-------- Exercise material --------

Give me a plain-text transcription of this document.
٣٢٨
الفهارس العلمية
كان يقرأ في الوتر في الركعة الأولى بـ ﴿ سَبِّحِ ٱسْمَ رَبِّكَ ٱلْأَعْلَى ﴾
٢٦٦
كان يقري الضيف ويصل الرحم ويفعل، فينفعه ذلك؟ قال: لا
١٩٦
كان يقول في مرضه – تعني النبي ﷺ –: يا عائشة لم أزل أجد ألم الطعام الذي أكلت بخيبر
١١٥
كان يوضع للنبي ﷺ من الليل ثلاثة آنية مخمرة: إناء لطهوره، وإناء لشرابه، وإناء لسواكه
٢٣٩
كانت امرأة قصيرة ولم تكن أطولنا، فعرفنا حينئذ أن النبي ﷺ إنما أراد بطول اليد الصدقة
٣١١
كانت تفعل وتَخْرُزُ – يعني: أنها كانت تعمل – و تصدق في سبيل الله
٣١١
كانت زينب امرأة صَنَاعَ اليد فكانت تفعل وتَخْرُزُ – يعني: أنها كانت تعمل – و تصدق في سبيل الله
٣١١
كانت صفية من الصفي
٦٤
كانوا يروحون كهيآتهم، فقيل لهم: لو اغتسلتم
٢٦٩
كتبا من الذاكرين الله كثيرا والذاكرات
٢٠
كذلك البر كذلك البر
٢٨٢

--------
-------- Exercise material --------

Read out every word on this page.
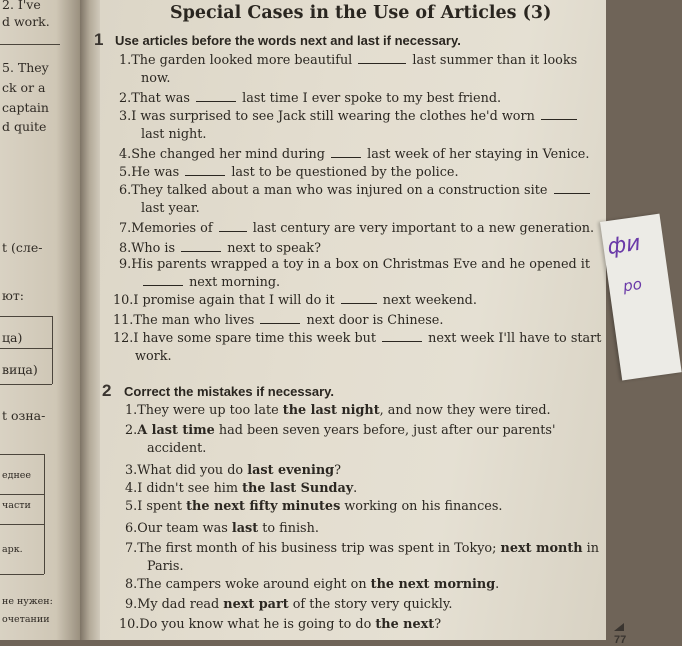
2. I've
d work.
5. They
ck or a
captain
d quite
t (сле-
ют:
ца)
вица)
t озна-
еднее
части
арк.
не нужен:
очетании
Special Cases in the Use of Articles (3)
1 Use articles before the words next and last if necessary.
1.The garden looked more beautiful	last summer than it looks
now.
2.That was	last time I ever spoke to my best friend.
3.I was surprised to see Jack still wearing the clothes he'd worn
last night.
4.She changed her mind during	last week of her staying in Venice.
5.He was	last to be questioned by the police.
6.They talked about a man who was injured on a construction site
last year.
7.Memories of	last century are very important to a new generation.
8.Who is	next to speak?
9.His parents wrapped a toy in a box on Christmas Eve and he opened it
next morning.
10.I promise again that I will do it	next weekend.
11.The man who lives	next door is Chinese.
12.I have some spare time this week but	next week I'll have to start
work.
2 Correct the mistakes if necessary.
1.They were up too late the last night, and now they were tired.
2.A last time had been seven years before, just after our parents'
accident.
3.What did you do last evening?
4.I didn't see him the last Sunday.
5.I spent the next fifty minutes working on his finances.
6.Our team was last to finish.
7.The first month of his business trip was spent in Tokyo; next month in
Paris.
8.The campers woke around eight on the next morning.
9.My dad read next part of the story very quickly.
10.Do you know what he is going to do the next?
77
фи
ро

--------

What you should do: Out of the material above, gather each line where "تصدق" appears.

The result:
كانت تفعل وتَخْرُزُ – يعني: أنها كانت تعمل – و تصدق في سبيل الله
كانت زينب امرأة صَنَاعَ اليد فكانت تفعل وتَخْرُزُ – يعني: أنها كانت تعمل – و تصدق في سبيل الله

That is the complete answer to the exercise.